'''
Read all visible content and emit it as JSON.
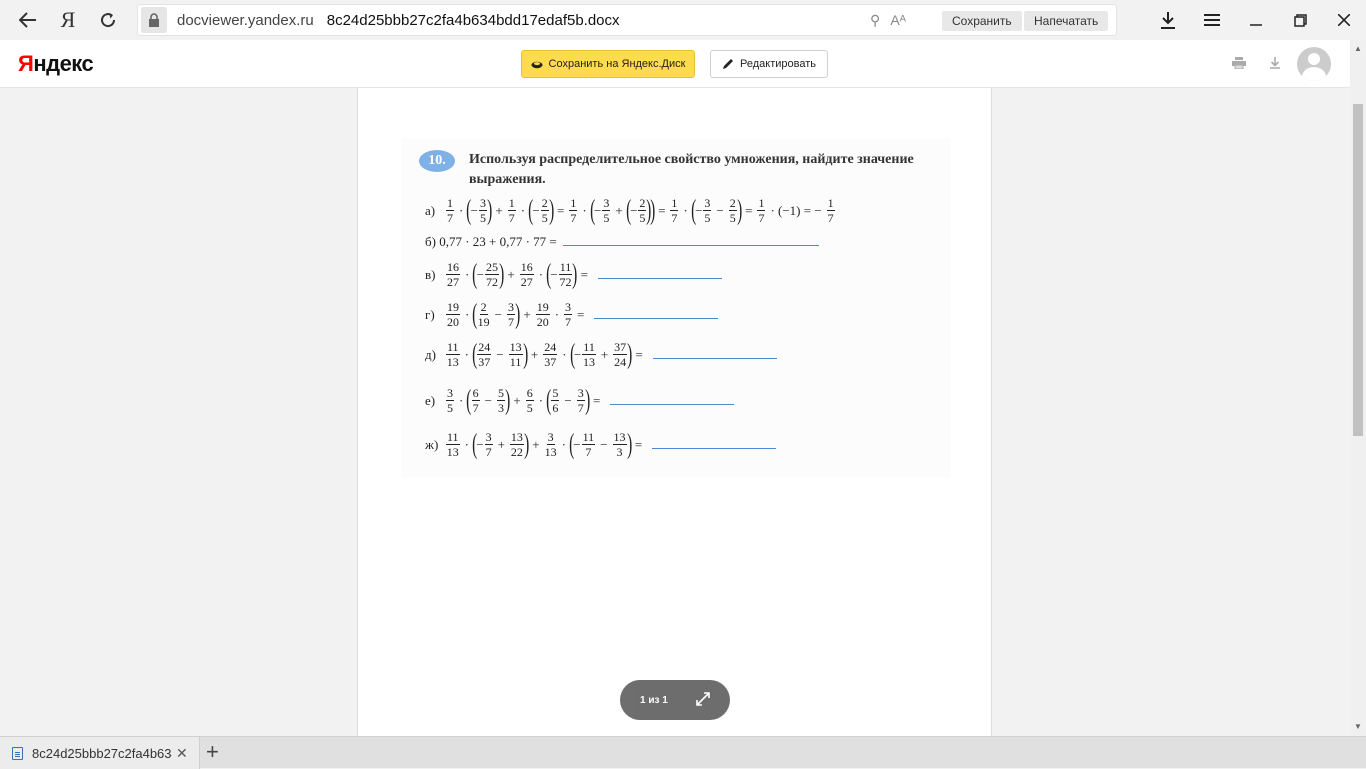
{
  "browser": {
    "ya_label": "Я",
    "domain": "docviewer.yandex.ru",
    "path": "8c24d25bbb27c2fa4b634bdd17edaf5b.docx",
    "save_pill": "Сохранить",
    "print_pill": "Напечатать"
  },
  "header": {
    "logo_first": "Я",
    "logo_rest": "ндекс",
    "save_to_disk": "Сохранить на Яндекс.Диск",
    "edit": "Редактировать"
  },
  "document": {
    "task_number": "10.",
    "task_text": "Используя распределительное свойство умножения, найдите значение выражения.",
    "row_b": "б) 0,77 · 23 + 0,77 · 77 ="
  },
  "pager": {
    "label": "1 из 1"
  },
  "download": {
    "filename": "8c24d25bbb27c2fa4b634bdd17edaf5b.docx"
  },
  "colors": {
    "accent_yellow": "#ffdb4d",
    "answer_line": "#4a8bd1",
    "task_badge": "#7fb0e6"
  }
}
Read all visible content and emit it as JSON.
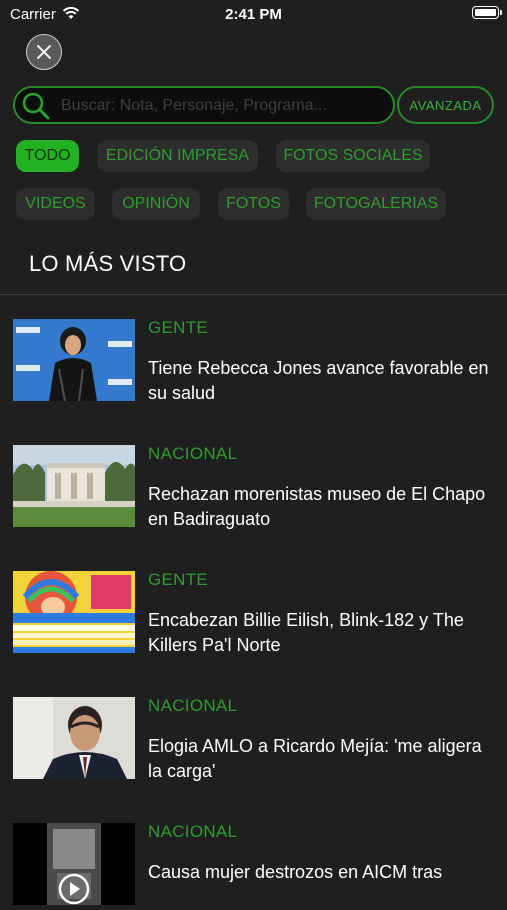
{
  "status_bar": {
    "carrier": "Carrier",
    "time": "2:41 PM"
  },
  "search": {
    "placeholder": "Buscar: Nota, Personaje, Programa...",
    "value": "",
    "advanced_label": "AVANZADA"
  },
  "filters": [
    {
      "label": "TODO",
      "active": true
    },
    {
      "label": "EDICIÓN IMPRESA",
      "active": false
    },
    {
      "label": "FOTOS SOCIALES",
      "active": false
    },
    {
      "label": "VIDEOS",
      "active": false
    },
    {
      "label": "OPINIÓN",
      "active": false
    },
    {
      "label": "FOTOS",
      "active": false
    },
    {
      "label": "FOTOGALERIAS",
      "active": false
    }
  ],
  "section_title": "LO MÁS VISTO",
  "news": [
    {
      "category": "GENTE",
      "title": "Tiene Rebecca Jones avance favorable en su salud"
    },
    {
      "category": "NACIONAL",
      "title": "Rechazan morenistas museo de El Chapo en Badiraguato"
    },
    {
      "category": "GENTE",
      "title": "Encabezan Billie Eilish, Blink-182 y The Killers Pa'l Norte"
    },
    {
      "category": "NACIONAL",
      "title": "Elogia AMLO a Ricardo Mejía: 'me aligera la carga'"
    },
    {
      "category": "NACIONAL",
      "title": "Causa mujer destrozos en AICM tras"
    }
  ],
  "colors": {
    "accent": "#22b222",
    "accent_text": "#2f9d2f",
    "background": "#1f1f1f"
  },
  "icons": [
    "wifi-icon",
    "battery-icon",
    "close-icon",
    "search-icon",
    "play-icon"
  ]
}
'''
WHAT NEEDS TO BE DONE – Pictures are excluded; copy all other data exactly as shown.

CORRECT RESULT –
Read all visible content and emit it as JSON.
{
  "browser": {
    "ya_label": "Я",
    "domain": "docviewer.yandex.ru",
    "path": "8c24d25bbb27c2fa4b634bdd17edaf5b.docx",
    "save_pill": "Сохранить",
    "print_pill": "Напечатать"
  },
  "header": {
    "logo_first": "Я",
    "logo_rest": "ндекс",
    "save_to_disk": "Сохранить на Яндекс.Диск",
    "edit": "Редактировать"
  },
  "document": {
    "task_number": "10.",
    "task_text": "Используя распределительное свойство умножения, найдите значение выражения.",
    "row_b": "б) 0,77 · 23 + 0,77 · 77 ="
  },
  "pager": {
    "label": "1 из 1"
  },
  "download": {
    "filename": "8c24d25bbb27c2fa4b634bdd17edaf5b.docx"
  },
  "colors": {
    "accent_yellow": "#ffdb4d",
    "answer_line": "#4a8bd1",
    "task_badge": "#7fb0e6"
  }
}
Read all visible content and emit it as JSON.
{
  "status_bar": {
    "carrier": "Carrier",
    "time": "2:41 PM"
  },
  "search": {
    "placeholder": "Buscar: Nota, Personaje, Programa...",
    "value": "",
    "advanced_label": "AVANZADA"
  },
  "filters": [
    {
      "label": "TODO",
      "active": true
    },
    {
      "label": "EDICIÓN IMPRESA",
      "active": false
    },
    {
      "label": "FOTOS SOCIALES",
      "active": false
    },
    {
      "label": "VIDEOS",
      "active": false
    },
    {
      "label": "OPINIÓN",
      "active": false
    },
    {
      "label": "FOTOS",
      "active": false
    },
    {
      "label": "FOTOGALERIAS",
      "active": false
    }
  ],
  "section_title": "LO MÁS VISTO",
  "news": [
    {
      "category": "GENTE",
      "title": "Tiene Rebecca Jones avance favorable en su salud"
    },
    {
      "category": "NACIONAL",
      "title": "Rechazan morenistas museo de El Chapo en Badiraguato"
    },
    {
      "category": "GENTE",
      "title": "Encabezan Billie Eilish, Blink-182 y The Killers Pa'l Norte"
    },
    {
      "category": "NACIONAL",
      "title": "Elogia AMLO a Ricardo Mejía: 'me aligera la carga'"
    },
    {
      "category": "NACIONAL",
      "title": "Causa mujer destrozos en AICM tras"
    }
  ],
  "colors": {
    "accent": "#22b222",
    "accent_text": "#2f9d2f",
    "background": "#1f1f1f"
  },
  "icons": [
    "wifi-icon",
    "battery-icon",
    "close-icon",
    "search-icon",
    "play-icon"
  ]
}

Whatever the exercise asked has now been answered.